# Provided material start

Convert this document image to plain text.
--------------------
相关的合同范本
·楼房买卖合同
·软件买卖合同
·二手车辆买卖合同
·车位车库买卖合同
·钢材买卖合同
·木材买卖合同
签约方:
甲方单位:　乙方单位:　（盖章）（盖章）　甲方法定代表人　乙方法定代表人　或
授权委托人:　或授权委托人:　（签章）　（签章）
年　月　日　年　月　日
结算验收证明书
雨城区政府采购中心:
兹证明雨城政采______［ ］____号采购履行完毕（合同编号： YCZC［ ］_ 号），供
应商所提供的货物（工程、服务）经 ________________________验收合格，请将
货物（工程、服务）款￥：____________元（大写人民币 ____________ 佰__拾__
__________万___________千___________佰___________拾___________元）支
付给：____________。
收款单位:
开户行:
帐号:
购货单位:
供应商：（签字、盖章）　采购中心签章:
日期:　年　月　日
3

# Provided material end
# Provided material start

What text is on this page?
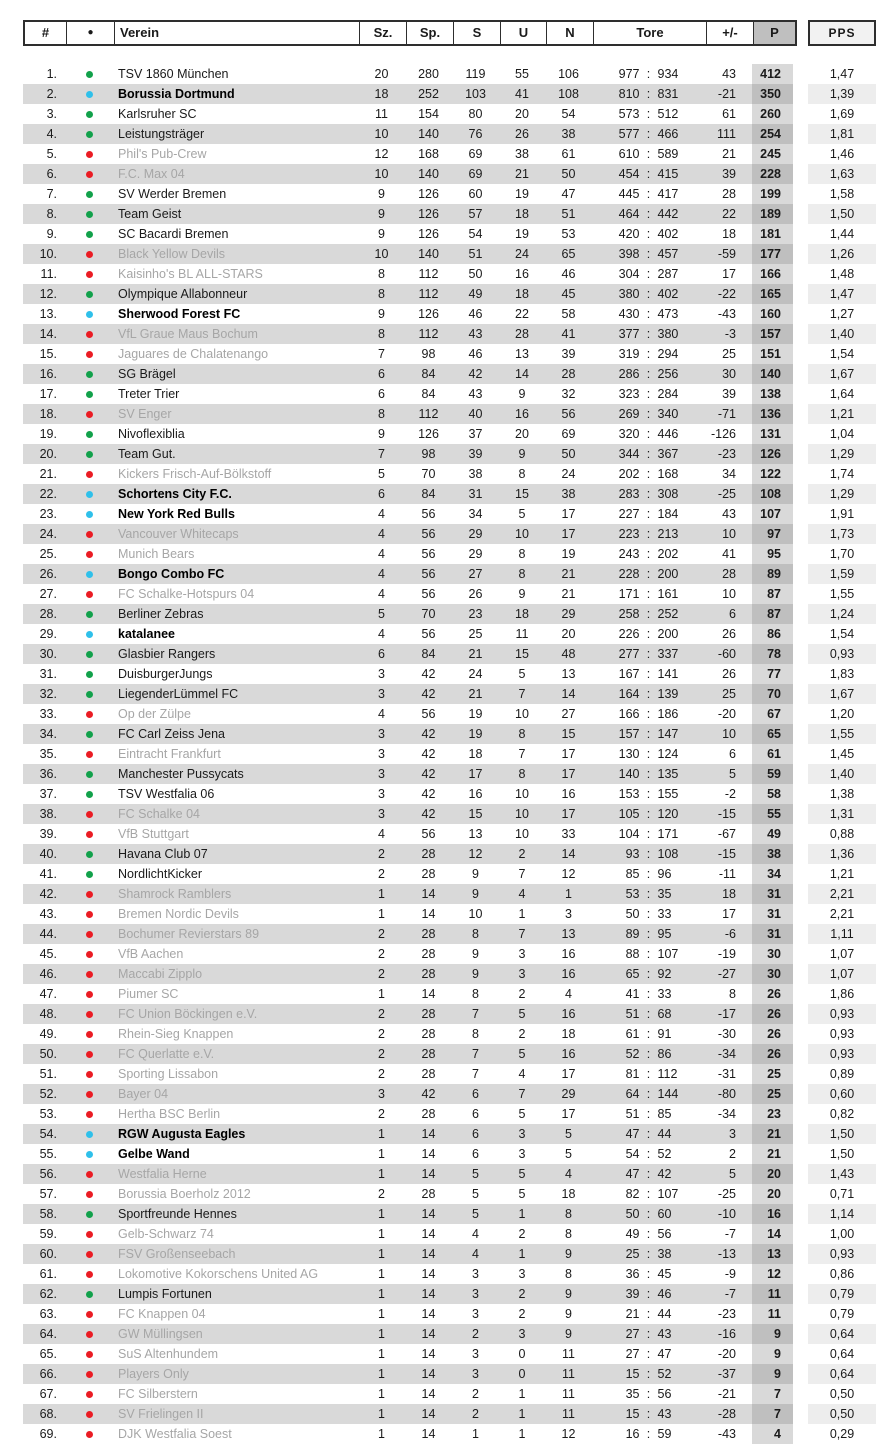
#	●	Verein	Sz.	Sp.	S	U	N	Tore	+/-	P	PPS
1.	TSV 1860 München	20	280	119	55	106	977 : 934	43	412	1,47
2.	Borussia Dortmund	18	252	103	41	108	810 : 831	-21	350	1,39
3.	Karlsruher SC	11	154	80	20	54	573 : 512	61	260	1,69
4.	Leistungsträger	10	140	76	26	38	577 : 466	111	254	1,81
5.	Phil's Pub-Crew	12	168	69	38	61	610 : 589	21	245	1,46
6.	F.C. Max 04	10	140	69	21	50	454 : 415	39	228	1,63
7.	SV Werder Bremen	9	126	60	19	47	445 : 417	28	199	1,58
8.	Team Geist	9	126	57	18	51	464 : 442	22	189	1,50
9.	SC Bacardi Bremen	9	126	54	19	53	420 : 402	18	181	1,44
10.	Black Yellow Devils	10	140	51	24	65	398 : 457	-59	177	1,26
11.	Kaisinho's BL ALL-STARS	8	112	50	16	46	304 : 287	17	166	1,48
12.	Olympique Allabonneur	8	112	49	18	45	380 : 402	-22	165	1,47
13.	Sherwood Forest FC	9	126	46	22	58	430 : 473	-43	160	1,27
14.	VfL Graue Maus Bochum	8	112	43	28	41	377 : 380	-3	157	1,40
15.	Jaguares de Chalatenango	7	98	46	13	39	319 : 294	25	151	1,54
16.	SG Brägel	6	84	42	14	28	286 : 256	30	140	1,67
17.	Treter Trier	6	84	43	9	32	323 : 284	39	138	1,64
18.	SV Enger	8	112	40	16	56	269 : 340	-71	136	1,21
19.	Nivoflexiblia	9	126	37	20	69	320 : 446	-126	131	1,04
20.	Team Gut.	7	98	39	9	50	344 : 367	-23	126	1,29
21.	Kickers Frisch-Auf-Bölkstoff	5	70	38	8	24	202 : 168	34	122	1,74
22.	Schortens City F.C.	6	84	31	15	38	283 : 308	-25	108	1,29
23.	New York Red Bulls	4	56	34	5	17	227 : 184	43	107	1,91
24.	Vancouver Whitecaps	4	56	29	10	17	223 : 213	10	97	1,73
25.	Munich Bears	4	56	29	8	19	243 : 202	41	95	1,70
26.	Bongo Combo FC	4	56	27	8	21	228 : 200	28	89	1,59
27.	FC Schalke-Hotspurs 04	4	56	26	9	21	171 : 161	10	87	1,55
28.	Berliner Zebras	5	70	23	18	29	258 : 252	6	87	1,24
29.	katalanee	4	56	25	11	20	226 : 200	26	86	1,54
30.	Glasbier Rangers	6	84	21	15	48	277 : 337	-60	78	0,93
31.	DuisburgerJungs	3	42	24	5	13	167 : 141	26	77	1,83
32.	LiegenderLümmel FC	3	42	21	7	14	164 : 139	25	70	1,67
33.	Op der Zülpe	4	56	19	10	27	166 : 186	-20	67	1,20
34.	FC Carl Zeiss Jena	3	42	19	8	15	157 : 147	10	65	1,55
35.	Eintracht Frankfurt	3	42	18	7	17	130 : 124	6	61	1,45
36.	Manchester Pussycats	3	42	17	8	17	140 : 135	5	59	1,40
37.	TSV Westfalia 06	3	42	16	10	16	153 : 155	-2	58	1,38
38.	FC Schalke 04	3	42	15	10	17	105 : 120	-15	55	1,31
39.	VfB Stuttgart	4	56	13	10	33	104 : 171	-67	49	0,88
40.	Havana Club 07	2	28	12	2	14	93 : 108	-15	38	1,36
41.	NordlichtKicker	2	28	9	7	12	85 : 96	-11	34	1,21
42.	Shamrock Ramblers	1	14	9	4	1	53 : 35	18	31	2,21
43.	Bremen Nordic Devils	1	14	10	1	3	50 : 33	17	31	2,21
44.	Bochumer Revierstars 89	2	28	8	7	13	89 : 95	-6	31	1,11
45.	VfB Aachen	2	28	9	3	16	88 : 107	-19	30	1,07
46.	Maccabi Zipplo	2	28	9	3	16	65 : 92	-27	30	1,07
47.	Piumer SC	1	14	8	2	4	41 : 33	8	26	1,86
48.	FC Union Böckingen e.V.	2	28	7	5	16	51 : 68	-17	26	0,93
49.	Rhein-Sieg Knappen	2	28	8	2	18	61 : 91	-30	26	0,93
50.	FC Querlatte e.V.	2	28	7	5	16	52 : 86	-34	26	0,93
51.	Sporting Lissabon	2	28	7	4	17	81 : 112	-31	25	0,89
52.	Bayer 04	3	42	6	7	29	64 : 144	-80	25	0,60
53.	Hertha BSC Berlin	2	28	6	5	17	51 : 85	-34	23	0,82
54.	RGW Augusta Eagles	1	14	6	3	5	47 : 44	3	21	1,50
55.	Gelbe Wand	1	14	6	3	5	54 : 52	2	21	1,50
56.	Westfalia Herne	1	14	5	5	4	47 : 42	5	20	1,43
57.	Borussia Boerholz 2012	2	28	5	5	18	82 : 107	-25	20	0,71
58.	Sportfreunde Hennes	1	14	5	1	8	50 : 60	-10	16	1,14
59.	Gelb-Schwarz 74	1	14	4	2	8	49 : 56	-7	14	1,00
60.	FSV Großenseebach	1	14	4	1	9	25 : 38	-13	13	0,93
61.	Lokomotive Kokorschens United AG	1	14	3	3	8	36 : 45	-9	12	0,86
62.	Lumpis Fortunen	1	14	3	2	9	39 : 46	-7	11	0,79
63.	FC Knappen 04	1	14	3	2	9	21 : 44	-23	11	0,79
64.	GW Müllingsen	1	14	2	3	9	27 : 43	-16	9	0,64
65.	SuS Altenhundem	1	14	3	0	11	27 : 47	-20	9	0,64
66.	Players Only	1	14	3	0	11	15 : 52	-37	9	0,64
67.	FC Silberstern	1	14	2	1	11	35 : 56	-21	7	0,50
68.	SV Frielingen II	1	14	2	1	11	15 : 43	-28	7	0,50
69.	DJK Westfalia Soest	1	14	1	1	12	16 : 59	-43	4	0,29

# Provided material end

Give every line of the material that includes the string "Devils".

▶ The solution:
10.	Black Yellow Devils	10	140	51	24	65	398 : 457	-59	177	1,26
43.	Bremen Nordic Devils	1	14	10	1	3	50 : 33	17	31	2,21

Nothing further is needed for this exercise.